# PROBLEM TO WORK ON
Give only the number of lines in the records that include the string "title".

— START OF RAW RECORDS —

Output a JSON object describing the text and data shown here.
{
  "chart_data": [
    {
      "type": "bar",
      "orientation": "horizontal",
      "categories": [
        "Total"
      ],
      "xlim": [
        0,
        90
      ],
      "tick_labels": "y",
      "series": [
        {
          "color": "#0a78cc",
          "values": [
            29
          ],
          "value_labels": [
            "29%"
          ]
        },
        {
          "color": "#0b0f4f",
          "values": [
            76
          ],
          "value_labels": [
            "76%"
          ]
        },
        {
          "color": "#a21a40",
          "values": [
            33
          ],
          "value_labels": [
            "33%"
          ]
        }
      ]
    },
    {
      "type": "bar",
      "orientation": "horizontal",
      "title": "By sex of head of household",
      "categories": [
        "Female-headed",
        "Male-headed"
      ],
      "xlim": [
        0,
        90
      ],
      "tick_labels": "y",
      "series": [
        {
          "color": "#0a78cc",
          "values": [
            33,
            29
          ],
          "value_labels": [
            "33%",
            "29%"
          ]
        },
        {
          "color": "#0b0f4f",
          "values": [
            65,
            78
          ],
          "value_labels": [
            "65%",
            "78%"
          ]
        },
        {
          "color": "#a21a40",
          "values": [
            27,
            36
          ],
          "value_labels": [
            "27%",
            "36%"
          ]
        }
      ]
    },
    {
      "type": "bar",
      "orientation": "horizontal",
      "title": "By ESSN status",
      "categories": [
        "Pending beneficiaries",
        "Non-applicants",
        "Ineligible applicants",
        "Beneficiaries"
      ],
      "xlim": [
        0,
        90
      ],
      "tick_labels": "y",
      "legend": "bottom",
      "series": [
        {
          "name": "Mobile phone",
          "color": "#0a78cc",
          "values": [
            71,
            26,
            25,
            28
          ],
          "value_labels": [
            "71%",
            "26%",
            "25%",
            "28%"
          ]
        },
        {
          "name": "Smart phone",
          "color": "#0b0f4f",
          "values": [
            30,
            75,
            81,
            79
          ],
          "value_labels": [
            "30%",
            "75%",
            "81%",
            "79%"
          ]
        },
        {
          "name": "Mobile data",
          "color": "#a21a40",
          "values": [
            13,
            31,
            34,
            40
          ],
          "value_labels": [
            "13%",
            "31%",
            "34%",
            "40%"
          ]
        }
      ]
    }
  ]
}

— END OF RAW RECORDS —

# RESPONSE BELOW
2